→ Direction
Give back the stretch of the records below from the line containing "phone-field[interactable] [889, 218, 1001, 238]" through the line containing "call-number: 3822481229 [374, 425, 474, 437]", switching "scrollbar" to "slider" and keeping everything else the same.

→ Given information
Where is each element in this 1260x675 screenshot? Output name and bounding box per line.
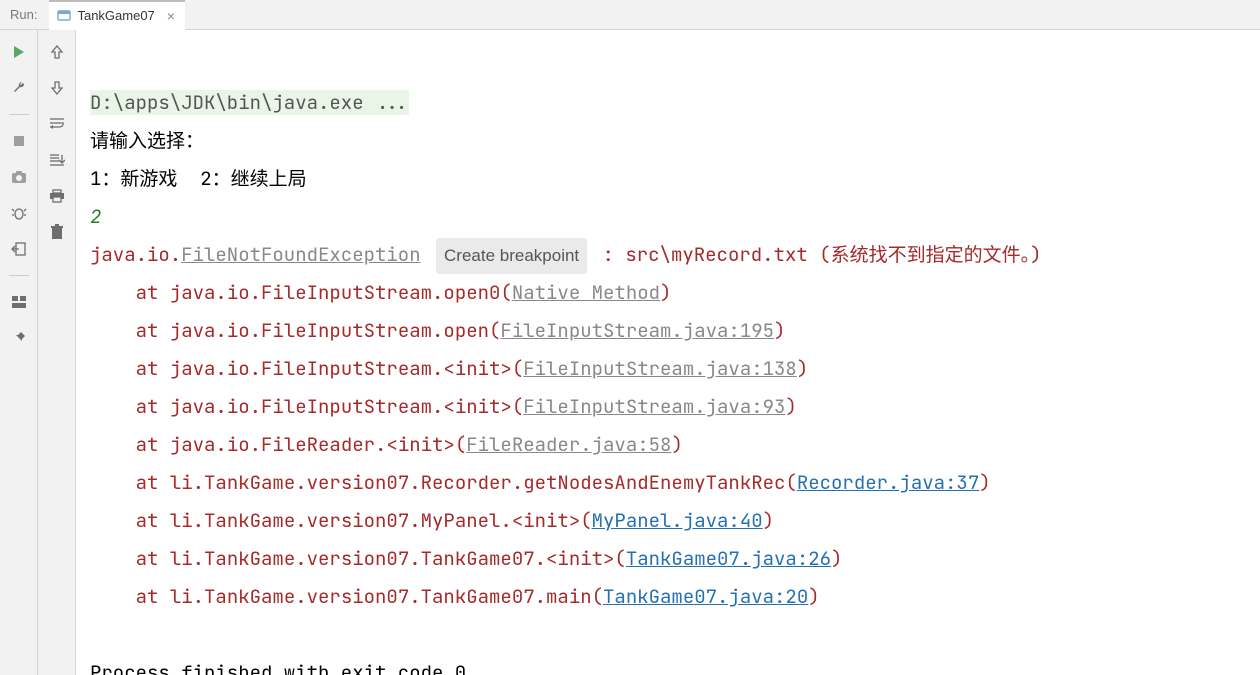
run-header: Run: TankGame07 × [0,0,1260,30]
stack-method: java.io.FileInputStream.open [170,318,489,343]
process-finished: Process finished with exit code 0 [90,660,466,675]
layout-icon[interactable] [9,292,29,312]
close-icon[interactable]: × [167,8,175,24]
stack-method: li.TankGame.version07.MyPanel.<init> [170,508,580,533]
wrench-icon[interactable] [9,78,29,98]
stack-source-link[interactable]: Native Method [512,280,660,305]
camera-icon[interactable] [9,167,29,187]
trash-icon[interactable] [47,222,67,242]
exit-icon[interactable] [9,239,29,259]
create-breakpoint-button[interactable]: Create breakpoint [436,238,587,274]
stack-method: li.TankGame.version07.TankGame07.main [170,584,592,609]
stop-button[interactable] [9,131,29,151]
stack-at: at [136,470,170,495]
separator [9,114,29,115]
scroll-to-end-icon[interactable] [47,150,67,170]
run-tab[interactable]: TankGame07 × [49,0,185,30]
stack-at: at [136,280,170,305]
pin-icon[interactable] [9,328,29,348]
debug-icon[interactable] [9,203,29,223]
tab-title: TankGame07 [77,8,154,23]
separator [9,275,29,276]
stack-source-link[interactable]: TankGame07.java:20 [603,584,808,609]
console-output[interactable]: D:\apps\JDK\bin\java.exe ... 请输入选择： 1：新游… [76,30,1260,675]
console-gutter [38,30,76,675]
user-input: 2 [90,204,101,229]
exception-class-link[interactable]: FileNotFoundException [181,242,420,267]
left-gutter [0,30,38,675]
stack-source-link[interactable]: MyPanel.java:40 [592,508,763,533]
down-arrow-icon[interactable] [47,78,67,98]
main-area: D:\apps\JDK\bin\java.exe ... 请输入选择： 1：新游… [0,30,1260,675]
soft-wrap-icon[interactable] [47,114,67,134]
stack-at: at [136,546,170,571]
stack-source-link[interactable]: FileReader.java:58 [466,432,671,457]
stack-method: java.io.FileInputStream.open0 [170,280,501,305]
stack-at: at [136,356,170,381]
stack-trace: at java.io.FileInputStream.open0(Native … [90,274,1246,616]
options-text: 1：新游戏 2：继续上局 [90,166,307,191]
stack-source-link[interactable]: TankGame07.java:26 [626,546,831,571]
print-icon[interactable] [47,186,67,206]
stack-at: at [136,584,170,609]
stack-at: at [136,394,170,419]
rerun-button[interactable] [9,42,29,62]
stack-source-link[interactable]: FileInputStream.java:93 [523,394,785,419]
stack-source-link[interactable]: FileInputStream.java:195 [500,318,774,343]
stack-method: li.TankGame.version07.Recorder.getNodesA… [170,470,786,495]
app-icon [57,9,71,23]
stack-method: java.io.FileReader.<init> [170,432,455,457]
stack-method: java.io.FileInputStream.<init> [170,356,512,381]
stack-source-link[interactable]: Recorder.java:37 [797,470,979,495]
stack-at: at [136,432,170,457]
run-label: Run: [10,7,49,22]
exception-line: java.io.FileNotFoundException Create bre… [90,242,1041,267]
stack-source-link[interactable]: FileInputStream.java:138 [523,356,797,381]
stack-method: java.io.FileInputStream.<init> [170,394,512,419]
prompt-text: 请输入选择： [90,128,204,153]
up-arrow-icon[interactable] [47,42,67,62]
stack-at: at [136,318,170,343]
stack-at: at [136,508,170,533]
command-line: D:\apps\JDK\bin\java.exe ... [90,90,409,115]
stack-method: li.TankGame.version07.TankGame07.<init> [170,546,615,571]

==

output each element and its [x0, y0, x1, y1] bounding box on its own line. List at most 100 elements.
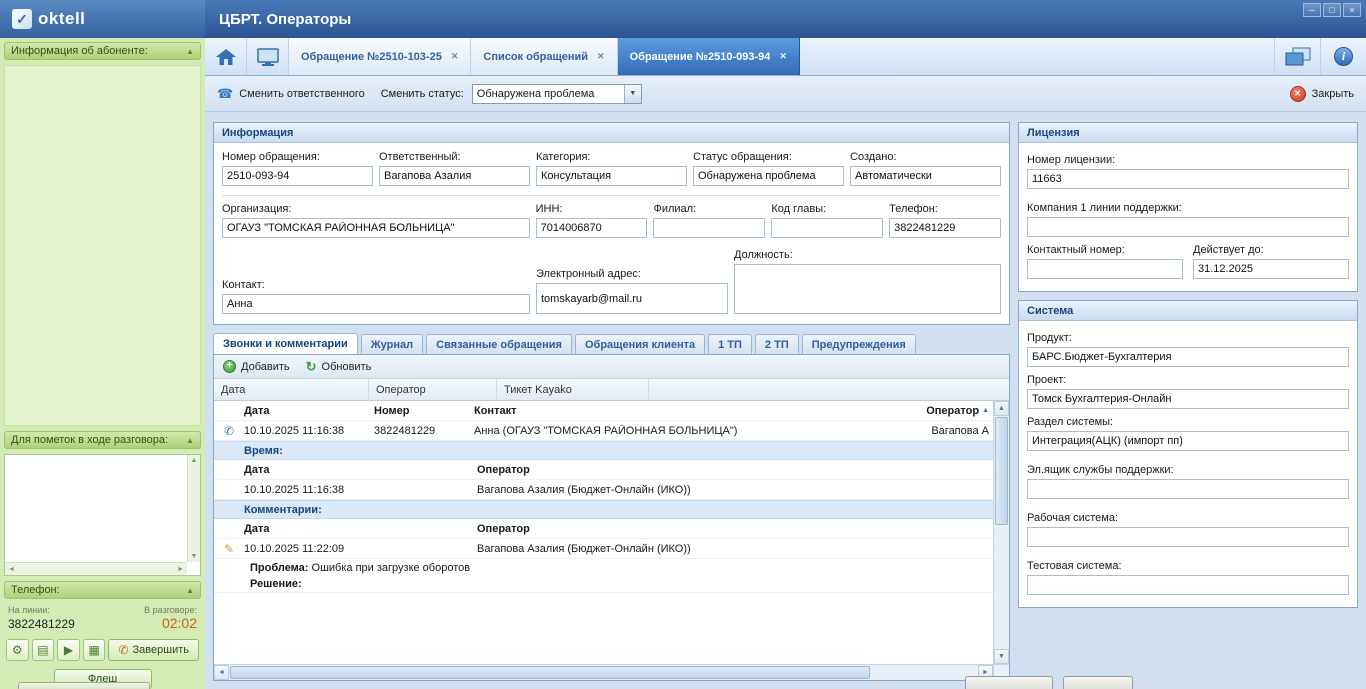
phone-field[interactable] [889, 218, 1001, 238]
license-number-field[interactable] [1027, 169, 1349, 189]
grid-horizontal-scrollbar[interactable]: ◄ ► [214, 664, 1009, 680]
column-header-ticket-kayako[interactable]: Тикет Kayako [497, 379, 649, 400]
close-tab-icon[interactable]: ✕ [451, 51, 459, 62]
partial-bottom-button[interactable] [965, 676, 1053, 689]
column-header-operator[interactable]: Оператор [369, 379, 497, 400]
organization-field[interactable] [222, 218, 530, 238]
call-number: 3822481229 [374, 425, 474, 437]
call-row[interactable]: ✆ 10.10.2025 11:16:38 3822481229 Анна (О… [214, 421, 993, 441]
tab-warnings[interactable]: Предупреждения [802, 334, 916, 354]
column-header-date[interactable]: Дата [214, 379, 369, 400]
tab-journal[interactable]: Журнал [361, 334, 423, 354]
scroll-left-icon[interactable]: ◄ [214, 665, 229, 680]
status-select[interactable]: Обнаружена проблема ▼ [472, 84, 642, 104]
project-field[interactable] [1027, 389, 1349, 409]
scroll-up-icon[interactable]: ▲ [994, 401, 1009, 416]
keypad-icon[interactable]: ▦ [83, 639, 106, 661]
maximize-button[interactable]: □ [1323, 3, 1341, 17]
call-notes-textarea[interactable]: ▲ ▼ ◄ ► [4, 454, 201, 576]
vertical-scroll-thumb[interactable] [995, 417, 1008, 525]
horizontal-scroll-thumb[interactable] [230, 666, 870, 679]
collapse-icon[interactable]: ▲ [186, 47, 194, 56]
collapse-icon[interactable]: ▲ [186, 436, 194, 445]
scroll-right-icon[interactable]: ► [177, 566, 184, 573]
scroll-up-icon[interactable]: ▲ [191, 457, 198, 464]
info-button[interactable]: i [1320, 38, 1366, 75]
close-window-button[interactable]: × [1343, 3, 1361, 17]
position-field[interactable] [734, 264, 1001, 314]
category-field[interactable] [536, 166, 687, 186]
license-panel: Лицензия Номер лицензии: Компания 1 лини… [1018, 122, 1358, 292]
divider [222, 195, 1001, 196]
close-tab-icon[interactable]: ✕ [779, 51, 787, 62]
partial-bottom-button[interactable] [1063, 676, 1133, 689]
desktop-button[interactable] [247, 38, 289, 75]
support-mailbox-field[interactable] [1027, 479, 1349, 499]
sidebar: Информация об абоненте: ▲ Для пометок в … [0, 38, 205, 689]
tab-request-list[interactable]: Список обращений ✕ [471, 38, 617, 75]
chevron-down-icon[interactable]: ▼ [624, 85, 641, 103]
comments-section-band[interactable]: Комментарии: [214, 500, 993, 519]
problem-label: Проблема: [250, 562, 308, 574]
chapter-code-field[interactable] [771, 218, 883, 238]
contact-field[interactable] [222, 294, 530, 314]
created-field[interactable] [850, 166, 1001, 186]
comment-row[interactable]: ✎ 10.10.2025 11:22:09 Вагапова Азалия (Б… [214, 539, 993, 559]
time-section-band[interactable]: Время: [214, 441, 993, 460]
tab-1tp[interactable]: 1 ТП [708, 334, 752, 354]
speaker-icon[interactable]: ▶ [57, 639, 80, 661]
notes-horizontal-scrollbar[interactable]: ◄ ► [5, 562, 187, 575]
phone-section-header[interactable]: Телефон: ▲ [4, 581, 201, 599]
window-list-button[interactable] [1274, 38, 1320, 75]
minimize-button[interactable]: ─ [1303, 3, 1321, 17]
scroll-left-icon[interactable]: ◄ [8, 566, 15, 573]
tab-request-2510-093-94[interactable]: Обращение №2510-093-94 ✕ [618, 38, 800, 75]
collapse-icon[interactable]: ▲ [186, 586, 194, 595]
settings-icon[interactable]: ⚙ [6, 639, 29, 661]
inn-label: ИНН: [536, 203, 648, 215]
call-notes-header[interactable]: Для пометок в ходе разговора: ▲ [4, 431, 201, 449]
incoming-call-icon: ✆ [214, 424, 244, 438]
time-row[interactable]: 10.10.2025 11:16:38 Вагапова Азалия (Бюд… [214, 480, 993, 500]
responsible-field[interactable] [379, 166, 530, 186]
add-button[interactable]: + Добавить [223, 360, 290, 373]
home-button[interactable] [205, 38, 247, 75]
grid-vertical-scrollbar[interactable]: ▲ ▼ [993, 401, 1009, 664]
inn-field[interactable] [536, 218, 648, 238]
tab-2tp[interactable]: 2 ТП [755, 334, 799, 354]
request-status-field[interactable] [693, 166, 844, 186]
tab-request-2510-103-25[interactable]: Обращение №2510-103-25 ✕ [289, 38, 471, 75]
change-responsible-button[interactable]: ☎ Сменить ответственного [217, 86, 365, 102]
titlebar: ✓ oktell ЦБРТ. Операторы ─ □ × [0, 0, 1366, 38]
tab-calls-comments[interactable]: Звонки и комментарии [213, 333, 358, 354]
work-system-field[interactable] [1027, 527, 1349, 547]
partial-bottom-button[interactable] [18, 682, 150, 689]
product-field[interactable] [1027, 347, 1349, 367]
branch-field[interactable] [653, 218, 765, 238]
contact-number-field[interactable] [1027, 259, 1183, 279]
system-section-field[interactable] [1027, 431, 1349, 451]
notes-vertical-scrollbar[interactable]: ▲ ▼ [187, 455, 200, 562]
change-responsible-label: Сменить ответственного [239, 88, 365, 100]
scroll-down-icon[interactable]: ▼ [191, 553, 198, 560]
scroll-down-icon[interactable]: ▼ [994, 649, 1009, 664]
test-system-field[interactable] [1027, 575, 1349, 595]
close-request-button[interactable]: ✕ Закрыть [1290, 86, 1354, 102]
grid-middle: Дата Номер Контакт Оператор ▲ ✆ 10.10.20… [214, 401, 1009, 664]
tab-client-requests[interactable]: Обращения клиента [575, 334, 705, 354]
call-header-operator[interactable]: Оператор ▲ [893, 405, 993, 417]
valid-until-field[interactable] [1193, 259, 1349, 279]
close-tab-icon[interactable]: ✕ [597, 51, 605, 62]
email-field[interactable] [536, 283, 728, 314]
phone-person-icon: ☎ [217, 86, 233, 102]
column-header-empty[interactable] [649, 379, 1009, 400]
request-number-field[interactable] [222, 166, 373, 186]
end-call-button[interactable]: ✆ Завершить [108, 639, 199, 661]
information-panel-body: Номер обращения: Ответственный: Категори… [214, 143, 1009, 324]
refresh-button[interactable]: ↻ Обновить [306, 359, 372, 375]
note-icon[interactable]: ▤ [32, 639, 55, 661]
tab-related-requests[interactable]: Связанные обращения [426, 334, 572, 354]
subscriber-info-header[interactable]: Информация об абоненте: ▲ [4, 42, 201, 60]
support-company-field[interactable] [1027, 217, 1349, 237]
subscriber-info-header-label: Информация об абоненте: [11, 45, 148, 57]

→ Exercise output
phone-field[interactable] [889, 218, 1001, 238]
license-number-field[interactable] [1027, 169, 1349, 189]
grid-horizontal-slider[interactable]: ◄ ► [214, 664, 1009, 680]
column-header-ticket-kayako[interactable]: Тикет Kayako [497, 379, 649, 400]
close-tab-icon[interactable]: ✕ [451, 51, 459, 62]
partial-bottom-button[interactable] [965, 676, 1053, 689]
column-header-operator[interactable]: Оператор [369, 379, 497, 400]
organization-field[interactable] [222, 218, 530, 238]
call-number: 3822481229 [374, 425, 474, 437]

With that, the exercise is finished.